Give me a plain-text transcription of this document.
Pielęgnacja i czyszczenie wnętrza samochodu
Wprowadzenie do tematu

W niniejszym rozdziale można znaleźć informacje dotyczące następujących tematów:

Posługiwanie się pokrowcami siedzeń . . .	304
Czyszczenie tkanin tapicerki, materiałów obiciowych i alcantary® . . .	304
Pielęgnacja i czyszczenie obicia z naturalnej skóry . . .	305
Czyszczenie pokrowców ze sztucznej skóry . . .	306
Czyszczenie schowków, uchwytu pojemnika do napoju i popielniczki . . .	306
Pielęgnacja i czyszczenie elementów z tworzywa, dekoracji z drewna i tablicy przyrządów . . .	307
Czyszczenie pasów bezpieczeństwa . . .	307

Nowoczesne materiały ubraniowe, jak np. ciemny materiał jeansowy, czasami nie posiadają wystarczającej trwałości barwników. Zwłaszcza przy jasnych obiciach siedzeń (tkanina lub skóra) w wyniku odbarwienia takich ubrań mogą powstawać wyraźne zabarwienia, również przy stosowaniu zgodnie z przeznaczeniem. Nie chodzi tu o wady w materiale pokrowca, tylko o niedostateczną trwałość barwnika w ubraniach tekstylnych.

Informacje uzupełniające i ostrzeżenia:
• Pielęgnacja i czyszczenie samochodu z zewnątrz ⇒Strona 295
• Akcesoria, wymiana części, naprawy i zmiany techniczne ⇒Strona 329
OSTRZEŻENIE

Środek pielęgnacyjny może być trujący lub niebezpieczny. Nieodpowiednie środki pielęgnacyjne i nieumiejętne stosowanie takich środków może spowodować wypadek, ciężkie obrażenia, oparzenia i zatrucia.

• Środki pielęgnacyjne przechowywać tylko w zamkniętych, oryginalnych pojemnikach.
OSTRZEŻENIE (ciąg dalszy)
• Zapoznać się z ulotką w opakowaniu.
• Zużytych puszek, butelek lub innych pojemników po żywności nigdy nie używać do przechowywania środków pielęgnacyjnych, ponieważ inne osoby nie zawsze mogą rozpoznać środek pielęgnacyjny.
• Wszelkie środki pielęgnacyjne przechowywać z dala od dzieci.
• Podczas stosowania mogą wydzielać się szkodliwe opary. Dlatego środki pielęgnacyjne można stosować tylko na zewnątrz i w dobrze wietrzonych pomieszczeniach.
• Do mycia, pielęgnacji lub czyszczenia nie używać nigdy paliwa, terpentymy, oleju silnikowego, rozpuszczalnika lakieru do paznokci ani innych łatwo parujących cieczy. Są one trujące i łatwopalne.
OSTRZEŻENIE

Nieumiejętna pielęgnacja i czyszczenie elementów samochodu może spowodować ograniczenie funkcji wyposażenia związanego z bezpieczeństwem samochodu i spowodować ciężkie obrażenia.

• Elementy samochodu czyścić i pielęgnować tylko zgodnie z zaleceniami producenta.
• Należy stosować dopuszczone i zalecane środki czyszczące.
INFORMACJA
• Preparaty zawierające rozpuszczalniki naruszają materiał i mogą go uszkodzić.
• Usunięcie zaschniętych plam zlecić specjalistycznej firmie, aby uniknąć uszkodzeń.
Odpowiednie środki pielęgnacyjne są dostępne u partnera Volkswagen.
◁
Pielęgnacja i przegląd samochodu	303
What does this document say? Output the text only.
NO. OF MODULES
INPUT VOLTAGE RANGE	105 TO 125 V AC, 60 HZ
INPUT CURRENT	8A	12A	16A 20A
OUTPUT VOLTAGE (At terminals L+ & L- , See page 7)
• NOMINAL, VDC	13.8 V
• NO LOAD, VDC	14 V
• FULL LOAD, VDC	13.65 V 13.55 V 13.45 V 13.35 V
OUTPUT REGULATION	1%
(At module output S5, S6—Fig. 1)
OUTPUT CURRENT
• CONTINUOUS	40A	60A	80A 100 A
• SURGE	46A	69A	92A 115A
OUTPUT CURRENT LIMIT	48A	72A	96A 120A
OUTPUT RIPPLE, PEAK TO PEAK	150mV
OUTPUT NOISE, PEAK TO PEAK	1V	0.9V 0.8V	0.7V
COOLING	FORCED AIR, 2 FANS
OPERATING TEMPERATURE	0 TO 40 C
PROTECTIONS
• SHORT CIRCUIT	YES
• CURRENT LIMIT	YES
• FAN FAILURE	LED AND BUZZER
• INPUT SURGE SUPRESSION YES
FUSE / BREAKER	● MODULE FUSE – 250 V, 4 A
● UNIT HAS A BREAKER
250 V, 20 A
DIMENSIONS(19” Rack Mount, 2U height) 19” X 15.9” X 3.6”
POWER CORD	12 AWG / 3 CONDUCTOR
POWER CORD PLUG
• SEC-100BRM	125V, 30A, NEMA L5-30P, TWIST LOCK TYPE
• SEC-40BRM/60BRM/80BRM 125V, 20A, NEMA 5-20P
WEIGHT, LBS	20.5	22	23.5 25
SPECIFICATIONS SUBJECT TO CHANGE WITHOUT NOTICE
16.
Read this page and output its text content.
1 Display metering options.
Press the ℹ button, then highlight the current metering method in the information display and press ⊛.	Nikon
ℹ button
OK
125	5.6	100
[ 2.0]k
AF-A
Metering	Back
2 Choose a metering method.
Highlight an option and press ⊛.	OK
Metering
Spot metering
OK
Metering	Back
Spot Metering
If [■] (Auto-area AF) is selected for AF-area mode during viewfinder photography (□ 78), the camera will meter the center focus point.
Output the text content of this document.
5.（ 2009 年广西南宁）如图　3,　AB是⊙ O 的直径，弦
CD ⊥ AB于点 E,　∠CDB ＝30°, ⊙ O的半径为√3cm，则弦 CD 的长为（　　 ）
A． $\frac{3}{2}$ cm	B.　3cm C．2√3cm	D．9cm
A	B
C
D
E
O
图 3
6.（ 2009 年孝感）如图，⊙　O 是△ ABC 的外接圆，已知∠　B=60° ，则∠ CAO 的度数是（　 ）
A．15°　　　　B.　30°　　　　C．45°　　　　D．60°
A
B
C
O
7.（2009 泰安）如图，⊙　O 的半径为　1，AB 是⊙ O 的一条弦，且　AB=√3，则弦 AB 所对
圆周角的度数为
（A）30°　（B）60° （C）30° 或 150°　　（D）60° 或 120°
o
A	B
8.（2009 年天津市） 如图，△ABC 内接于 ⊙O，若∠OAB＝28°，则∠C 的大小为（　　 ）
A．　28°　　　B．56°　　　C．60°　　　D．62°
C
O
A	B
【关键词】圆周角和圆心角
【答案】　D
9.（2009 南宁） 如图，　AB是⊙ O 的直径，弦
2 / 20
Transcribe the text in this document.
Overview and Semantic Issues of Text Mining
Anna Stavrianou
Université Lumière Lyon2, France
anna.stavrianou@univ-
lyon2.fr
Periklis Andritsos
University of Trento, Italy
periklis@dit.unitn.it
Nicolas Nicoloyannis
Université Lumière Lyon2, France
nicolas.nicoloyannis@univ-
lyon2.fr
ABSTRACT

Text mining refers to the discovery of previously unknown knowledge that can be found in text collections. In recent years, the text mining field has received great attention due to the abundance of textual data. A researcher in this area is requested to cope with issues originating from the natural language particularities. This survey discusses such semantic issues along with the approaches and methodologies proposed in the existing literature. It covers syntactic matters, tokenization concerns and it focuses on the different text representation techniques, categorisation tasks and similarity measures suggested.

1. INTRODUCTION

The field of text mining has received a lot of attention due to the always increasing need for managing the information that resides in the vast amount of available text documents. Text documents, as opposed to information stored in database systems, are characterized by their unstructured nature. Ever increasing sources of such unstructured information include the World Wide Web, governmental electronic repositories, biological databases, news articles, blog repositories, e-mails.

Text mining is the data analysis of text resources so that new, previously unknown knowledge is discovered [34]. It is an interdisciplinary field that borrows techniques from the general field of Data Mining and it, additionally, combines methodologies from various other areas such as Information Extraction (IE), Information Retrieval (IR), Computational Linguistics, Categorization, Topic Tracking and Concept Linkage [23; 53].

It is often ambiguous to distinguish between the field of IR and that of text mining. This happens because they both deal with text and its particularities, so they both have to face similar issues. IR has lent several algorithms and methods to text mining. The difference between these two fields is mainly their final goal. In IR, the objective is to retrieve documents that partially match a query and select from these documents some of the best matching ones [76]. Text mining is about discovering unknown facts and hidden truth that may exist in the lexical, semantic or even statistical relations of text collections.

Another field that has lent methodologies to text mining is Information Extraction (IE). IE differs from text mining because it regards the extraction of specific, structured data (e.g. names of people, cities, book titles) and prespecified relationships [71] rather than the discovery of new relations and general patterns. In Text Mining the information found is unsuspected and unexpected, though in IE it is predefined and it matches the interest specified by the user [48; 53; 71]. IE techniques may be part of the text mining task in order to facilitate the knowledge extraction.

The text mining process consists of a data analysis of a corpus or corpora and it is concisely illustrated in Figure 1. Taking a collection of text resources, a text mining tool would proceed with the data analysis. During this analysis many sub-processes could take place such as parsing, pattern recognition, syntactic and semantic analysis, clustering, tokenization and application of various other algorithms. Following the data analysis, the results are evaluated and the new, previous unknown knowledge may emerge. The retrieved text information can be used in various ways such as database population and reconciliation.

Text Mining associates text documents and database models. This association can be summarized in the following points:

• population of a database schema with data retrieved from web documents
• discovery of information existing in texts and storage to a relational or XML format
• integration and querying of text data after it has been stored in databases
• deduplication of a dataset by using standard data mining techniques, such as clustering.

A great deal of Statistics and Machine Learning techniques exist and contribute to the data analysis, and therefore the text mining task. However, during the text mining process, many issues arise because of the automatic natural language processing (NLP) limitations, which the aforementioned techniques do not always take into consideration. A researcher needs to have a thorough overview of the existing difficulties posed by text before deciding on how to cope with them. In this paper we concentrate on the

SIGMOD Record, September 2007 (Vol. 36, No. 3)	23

━━━━━━

» STATED PROBLEM
Find "siedzeń". Copy every line it occurs in.

» EXPECTED OUTPUT
Posługiwanie się pokrowcami siedzeń . . .	304
Nowoczesne materiały ubraniowe, jak np. ciemny materiał jeansowy, czasami nie posiadają wystarczającej trwałości barwników. Zwłaszcza przy jasnych obiciach siedzeń (tkanina lub skóra) w wyniku odbarwienia takich ubrań mogą powstawać wyraźne zabarwienia, również przy stosowaniu zgodnie z przeznaczeniem. Nie chodzi tu o wady w materiale pokrowca, tylko o niedostateczną trwałość barwnika w ubraniach tekstylnych.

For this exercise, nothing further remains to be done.